Recopiez la partie qui s'ouvre au début des lignes et se termine par la ligne contenant « lungs-icon: ✿ bbox=[436, 253, 456, 273] », toutes deux comprises, en substituant « limit-label » à « threshold-label » sans rien modifier d'autre.

Annotations des éléments de mise en page:
»»
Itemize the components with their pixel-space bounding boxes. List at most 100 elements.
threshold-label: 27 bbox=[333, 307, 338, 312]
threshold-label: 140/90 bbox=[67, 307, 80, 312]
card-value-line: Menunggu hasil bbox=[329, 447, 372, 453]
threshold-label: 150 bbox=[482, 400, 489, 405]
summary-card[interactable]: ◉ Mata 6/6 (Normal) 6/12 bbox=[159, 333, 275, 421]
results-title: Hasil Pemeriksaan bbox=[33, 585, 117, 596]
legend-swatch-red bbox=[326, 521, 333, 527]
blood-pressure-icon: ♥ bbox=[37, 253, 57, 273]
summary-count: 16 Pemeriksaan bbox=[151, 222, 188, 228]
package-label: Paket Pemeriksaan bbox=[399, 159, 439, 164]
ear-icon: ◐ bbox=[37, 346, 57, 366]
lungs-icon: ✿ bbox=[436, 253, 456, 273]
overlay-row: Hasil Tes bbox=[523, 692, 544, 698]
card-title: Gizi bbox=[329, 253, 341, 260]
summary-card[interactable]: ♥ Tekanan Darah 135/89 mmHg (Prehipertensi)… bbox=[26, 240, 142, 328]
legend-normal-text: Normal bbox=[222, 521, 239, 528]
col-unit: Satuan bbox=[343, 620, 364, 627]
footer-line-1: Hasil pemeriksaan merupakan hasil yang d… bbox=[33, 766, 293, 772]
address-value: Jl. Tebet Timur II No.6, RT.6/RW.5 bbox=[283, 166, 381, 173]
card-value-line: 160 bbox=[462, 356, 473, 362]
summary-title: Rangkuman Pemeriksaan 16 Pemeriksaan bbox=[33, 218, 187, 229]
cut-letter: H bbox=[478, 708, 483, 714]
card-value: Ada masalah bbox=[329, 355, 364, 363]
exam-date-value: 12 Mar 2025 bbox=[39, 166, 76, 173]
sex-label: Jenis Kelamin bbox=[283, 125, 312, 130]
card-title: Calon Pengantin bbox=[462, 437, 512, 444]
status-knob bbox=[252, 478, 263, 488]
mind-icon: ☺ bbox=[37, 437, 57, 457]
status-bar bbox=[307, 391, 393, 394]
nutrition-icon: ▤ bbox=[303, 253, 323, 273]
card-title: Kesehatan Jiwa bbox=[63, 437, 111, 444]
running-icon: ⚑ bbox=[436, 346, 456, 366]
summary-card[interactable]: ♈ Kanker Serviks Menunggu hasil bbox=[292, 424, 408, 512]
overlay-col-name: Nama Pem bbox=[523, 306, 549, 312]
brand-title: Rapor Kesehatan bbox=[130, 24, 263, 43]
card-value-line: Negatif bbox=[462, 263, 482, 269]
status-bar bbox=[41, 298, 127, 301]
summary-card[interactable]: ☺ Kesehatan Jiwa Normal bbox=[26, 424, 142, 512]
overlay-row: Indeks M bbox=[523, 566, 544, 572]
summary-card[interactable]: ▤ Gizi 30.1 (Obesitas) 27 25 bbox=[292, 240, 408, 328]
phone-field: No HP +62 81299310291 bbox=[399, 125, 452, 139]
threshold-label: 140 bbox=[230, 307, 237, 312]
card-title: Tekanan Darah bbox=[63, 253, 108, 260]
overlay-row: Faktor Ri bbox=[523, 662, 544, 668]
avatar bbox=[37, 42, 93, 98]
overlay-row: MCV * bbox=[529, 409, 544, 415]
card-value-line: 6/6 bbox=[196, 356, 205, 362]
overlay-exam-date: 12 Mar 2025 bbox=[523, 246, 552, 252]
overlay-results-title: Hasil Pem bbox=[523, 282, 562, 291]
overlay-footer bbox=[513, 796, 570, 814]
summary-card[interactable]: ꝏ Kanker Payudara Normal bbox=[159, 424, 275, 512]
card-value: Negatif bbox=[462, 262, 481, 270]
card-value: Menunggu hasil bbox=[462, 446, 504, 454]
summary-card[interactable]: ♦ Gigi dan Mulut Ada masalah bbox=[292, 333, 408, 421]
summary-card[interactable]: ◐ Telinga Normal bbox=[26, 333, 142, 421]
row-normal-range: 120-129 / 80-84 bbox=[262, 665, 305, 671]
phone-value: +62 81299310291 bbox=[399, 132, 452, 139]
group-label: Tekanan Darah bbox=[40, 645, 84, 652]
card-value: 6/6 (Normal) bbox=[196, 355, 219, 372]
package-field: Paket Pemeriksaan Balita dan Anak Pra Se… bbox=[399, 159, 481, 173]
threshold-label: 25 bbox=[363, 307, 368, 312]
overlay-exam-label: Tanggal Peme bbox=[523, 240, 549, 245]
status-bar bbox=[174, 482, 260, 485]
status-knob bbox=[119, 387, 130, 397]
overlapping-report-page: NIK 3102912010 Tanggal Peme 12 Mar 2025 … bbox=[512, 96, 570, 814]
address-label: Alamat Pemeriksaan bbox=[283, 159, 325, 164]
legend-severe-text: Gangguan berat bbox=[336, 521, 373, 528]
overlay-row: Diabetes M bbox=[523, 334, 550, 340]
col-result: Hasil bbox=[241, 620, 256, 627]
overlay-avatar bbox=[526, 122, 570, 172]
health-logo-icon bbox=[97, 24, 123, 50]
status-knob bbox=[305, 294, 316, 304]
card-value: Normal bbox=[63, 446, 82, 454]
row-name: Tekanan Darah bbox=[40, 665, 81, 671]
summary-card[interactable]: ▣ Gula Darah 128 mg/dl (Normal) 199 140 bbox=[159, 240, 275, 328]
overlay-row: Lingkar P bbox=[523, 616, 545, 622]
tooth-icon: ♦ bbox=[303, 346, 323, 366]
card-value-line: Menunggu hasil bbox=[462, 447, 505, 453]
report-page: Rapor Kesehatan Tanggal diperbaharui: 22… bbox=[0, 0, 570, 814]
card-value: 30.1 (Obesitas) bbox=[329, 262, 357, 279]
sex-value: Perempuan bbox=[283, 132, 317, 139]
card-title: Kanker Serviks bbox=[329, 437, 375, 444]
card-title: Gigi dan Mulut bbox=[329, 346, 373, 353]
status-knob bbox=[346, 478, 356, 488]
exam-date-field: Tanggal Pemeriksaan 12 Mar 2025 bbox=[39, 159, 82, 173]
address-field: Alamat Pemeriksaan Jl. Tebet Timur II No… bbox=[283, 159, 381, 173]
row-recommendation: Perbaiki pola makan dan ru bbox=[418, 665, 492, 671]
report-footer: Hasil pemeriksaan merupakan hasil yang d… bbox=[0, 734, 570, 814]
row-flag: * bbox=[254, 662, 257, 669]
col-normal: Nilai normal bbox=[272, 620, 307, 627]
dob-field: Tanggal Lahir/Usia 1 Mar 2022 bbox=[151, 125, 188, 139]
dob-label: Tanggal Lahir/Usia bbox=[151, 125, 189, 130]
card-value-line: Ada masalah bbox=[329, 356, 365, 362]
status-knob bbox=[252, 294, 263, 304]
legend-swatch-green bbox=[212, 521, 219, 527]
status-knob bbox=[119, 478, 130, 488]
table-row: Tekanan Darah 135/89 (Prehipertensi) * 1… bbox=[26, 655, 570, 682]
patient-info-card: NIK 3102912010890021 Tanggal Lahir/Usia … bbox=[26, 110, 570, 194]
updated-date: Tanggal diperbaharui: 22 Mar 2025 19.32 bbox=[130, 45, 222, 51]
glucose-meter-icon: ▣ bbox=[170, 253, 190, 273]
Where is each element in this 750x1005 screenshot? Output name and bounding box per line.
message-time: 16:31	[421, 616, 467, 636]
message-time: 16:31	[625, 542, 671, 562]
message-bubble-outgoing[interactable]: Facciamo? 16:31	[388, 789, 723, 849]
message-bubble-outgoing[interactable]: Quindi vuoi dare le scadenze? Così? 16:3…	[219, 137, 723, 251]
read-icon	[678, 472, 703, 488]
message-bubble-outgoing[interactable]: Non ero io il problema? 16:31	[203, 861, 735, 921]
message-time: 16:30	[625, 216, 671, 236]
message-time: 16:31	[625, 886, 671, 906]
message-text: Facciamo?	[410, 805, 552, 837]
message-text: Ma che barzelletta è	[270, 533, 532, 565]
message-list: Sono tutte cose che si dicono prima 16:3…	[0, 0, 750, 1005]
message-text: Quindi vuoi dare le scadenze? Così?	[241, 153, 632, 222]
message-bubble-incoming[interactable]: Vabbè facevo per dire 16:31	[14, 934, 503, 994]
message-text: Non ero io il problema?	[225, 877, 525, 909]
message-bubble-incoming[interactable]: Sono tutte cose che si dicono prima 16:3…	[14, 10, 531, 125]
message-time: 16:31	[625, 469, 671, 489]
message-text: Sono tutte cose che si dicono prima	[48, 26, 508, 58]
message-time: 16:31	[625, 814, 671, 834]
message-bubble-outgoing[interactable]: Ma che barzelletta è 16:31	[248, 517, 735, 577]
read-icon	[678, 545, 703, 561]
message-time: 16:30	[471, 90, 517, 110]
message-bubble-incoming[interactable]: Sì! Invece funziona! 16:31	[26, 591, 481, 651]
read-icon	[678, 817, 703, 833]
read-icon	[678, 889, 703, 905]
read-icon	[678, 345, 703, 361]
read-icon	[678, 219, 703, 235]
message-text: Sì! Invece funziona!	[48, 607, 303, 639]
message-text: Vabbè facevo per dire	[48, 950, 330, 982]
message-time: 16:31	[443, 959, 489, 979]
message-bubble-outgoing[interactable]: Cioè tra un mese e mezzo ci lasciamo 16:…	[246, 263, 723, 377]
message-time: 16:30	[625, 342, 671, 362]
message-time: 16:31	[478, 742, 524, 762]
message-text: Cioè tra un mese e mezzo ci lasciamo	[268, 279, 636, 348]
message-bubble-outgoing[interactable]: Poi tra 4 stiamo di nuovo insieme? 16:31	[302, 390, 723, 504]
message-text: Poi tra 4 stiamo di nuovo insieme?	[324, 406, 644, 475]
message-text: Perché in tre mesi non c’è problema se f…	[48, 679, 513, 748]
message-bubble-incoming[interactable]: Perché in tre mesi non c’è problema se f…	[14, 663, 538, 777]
««
(Réponse correcte)
Itemize the components with their pixel-space bounding boxes. List at most 100 elements.
limit-label: 27 bbox=[333, 307, 338, 312]
limit-label: 140/90 bbox=[67, 307, 80, 312]
card-value-line: Menunggu hasil bbox=[329, 447, 372, 453]
limit-label: 150 bbox=[482, 400, 489, 405]
summary-card[interactable]: ◉ Mata 6/6 (Normal) 6/12 bbox=[159, 333, 275, 421]
results-title: Hasil Pemeriksaan bbox=[33, 585, 117, 596]
legend-swatch-red bbox=[326, 521, 333, 527]
blood-pressure-icon: ♥ bbox=[37, 253, 57, 273]
summary-count: 16 Pemeriksaan bbox=[151, 222, 188, 228]
package-label: Paket Pemeriksaan bbox=[399, 159, 439, 164]
ear-icon: ◐ bbox=[37, 346, 57, 366]
lungs-icon: ✿ bbox=[436, 253, 456, 273]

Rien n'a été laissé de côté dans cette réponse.